Reproduce this listing in full.

Figure collection entries
____

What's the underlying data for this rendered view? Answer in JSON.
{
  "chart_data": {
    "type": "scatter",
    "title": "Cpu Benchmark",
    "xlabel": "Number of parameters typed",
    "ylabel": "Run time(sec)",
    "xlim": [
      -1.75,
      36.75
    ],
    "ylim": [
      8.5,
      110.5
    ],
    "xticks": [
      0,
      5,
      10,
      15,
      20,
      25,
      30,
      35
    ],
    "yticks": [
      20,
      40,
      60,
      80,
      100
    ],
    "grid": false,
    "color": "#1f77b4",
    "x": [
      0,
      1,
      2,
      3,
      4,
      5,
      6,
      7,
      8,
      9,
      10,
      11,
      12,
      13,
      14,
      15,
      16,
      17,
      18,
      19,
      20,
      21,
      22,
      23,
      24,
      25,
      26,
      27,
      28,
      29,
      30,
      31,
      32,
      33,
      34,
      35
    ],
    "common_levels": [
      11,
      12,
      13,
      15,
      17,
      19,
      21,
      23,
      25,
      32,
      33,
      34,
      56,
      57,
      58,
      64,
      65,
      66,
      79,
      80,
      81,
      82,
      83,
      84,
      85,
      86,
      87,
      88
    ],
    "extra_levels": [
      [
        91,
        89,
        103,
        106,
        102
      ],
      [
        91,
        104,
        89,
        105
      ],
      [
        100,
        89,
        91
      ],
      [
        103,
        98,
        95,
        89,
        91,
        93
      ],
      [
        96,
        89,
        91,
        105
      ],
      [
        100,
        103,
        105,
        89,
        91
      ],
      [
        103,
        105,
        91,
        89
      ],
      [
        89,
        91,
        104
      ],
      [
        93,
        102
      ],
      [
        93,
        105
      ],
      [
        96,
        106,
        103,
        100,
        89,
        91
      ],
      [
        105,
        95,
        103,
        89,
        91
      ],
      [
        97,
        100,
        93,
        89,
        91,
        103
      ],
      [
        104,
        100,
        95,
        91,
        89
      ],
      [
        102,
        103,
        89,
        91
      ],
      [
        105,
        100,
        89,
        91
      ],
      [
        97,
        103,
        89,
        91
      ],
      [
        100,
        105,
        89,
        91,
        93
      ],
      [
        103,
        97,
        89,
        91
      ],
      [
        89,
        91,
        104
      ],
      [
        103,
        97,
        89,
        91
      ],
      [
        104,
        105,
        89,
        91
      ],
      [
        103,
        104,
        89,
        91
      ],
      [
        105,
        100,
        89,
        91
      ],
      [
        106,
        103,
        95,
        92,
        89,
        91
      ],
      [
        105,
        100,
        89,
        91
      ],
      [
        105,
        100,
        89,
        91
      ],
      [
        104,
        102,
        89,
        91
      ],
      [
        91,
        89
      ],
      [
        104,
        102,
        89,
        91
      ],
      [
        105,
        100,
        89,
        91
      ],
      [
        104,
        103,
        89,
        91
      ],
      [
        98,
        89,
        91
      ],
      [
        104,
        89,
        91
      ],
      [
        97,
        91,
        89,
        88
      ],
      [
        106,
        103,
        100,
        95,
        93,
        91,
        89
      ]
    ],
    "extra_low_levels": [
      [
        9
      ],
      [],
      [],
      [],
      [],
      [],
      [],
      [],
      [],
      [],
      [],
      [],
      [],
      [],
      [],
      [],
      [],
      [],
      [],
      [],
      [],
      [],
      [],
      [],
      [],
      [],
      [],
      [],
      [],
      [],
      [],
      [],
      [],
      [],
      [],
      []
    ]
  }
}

____

* EXERCISE RESULT
What's the underlying data for this rendered view? Answer in JSON.
{
  "chart_data": {
    "type": "scatter",
    "title": "Cpu Benchmark",
    "xlabel": "Number of parameters typed",
    "ylabel": "Run time(sec)",
    "xlim": [
      -1.75,
      36.75
    ],
    "ylim": [
      8.5,
      110.5
    ],
    "xticks": [
      0,
      5,
      10,
      15,
      20,
      25,
      30,
      35
    ],
    "yticks": [
      20,
      40,
      60,
      80,
      100
    ],
    "grid": false,
    "color": "#1f77b4",
    "x": [
      0,
      1,
      2,
      3,
      4,
      5,
      6,
      7,
      8,
      9,
      10,
      11,
      12,
      13,
      14,
      15,
      16,
      17,
      18,
      19,
      20,
      21,
      22,
      23,
      24,
      25,
      26,
      27,
      28,
      29,
      30,
      31,
      32,
      33,
      34,
      35
    ],
    "common_levels": [
      11,
      12,
      13,
      15,
      17,
      19,
      21,
      23,
      25,
      32,
      33,
      34,
      56,
      57,
      58,
      64,
      65,
      66,
      79,
      80,
      81,
      82,
      83,
      84,
      85,
      86,
      87,
      88
    ],
    "extra_levels": [
      [
        91,
        89,
        103,
        106,
        102
      ],
      [
        91,
        104,
        89,
        105
      ],
      [
        100,
        89,
        91
      ],
      [
        103,
        98,
        95,
        89,
        91,
        93
      ],
      [
        96,
        89,
        91,
        105
      ],
      [
        100,
        103,
        105,
        89,
        91
      ],
      [
        103,
        105,
        91,
        89
      ],
      [
        89,
        91,
        104
      ],
      [
        93,
        102
      ],
      [
        93,
        105
      ],
      [
        96,
        106,
        103,
        100,
        89,
        91
      ],
      [
        105,
        95,
        103,
        89,
        91
      ],
      [
        97,
        100,
        93,
        89,
        91,
        103
      ],
      [
        104,
        100,
        95,
        91,
        89
      ],
      [
        102,
        103,
        89,
        91
      ],
      [
        105,
        100,
        89,
        91
      ],
      [
        97,
        103,
        89,
        91
      ],
      [
        100,
        105,
        89,
        91,
        93
      ],
      [
        103,
        97,
        89,
        91
      ],
      [
        89,
        91,
        104
      ],
      [
        103,
        97,
        89,
        91
      ],
      [
        104,
        105,
        89,
        91
      ],
      [
        103,
        104,
        89,
        91
      ],
      [
        105,
        100,
        89,
        91
      ],
      [
        106,
        103,
        95,
        92,
        89,
        91
      ],
      [
        105,
        100,
        89,
        91
      ],
      [
        105,
        100,
        89,
        91
      ],
      [
        104,
        102,
        89,
        91
      ],
      [
        91,
        89
      ],
      [
        104,
        102,
        89,
        91
      ],
      [
        105,
        100,
        89,
        91
      ],
      [
        104,
        103,
        89,
        91
      ],
      [
        98,
        89,
        91
      ],
      [
        104,
        89,
        91
      ],
      [
        97,
        91,
        89,
        88
      ],
      [
        106,
        103,
        100,
        95,
        93,
        91,
        89
      ]
    ],
    "extra_low_levels": [
      [
        9
      ],
      [],
      [],
      [],
      [],
      [],
      [],
      [],
      [],
      [],
      [],
      [],
      [],
      [],
      [],
      [],
      [],
      [],
      [],
      [],
      [],
      [],
      [],
      [],
      [],
      [],
      [],
      [],
      [],
      [],
      [],
      [],
      [],
      [],
      [],
      []
    ]
  }
}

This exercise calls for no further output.